● **To be done**:
#1 Copy the part of the Canada visa thread starting at "You must have" and ending at "work per week.".
#2 Which kinds of jobs does the Canada visa thread count as skilled work experience? Give each with its NOC skill type.

● **Text**:
◇ ◇ ◇ ◇

# Wanting to Move to Canada! - Working/Holiday Visa



## MegaCress (Nov 25, 2013)

Hi guys, 

I want to move to Canada after finishing University (summer/winter 2014), so I will have a degree and I have family out there, looking to move to Toronto area. 

Im wondering what is the best way to go about moving to Canada because basically I want to move and stay there, I am thinking going out on a working/holiday visa and seeing if I can get a job and stay out there? Is this what most would recommend? 

Also am I better off doing this through a company like STA travel or is it easy enough to do on my own? As I will have somewhere to live for the first month but I am unsure about all the smaller details companies like STA usually do for you but I otherwise am completely blind about... 

Thanks for any info!


----------



## MegaCress (Nov 25, 2013)

anyone?


----------



## Liam(at)Large (Sep 2, 2012)

What sort of work do you do?


----------



## MegaCress (Nov 25, 2013)

I have experience in just normal bar and retail work so I dont think it would be a problem to get a job if i went on a Working holiday visa. 
I am currently getting experience working within human resources and maybe some marketing.


----------



## Liam(at)Large (Sep 2, 2012)

The WHV is obviously no problem to get you to Canada and for sure there is bar work aplenty. However, without NOC skilled work experience it will be near to impossible to stay beyond your WHV. Note, its often difficult to find skilled employment on WHV as most employers are hesitant to invest in an employee with a known expiry date.


----------



## MegaCress (Nov 25, 2013)

what classes as skilled work experience?


----------



## Liam(at)Large (Sep 2, 2012)

Skilled work experience means:

Managerial jobs (NOC skill type 0)
Professional jobs (NOC skill type A)
Technical jobs and skilled trades (NOC skill type B)

Welcome to the National Occupational Classification 2011

You must have at least 12 months of full-time, or an equal amount in part-time, skilled work experience. Full-time work means at least 30 hours of paid work per week.

Alternately, you'd need an employer willing to apply for a Labour Market Option (LMO) to employ you as a foreign worker, but, they have to prove there are no suitable candidates already in Canada.


----------



## MegaCress (Nov 25, 2013)

thankyou, 

one last question! 

So if I was to go out to canada on a WH visa and somehow managed get a job for 2 years and have enough work experience would i then be qualified to apply to become a citizen?

sorry if my questions seem 'dumb' but everything seems awfully confusing!


----------



## Liam(at)Large (Sep 2, 2012)

MegaCress said:


> thankyou,
> 
> one last question!
> 
> ...


No, you would be able to apply for Permanent Residence if you were able to do the above.


----------



## GRETZKY427 (Jan 5, 2013)

◇ ◇ ◇ ◇

● **Excerpted records**:

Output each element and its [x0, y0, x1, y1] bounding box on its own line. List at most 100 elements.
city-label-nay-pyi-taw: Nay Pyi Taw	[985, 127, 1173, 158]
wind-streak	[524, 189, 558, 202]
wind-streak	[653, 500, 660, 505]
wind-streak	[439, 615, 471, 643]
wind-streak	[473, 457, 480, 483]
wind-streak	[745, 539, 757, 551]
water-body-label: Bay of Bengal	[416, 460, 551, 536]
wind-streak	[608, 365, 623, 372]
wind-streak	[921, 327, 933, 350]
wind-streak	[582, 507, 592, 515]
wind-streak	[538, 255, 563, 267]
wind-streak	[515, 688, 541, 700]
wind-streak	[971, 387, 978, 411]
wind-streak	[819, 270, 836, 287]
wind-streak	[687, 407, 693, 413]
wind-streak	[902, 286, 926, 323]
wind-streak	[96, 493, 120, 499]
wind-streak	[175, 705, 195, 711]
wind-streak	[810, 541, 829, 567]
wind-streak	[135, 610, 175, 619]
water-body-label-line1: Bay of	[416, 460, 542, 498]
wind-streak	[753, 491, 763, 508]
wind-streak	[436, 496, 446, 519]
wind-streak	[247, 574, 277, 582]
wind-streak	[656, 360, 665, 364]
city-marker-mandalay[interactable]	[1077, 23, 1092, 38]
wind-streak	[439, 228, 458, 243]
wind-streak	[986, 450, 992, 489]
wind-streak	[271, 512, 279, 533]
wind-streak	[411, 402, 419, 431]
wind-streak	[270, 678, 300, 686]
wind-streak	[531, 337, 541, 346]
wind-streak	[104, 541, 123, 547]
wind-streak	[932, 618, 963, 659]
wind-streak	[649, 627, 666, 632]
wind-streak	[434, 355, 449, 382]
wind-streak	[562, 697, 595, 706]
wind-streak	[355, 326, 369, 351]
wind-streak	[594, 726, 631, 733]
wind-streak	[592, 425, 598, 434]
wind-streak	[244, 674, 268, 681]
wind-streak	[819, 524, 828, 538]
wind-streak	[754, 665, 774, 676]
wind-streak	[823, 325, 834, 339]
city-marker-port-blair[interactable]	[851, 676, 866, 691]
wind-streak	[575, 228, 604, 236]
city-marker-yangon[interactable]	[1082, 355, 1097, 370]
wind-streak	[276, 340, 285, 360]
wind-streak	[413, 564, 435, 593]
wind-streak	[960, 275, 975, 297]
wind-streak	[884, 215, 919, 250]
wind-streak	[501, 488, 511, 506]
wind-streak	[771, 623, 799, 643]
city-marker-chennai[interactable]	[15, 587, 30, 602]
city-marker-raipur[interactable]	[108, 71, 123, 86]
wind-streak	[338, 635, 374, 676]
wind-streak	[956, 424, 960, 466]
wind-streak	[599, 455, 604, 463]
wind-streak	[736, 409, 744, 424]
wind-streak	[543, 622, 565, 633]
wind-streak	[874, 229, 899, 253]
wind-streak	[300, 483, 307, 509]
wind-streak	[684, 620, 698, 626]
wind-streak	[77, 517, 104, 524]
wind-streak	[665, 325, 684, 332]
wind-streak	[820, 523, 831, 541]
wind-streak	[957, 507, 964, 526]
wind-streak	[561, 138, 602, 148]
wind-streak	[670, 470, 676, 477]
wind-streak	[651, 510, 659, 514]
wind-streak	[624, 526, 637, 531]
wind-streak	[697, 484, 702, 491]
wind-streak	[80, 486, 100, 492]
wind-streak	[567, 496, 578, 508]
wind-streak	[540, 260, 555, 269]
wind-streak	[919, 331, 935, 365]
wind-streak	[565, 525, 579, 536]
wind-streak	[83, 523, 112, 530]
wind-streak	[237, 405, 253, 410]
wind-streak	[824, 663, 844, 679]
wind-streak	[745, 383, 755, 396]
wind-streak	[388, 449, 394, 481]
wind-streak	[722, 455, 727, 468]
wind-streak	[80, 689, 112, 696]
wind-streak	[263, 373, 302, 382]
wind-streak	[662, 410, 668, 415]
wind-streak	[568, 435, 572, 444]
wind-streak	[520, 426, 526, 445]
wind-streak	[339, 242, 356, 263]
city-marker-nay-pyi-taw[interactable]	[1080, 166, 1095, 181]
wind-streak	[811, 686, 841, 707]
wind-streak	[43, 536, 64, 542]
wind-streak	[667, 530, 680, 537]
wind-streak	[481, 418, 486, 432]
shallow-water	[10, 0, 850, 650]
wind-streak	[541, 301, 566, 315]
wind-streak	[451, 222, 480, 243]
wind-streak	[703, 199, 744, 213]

◇ ◇ ◇ ◇

● **Results**:
#1
You must have at least 12 months of full-time, or an equal amount in part-time, skilled work experience. Full-time work means at least 30 hours of paid work per week.

#2
- Managerial jobs (NOC skill type 0)
- Professional jobs (NOC skill type A)
- Technical jobs and skilled trades (NOC skill type B)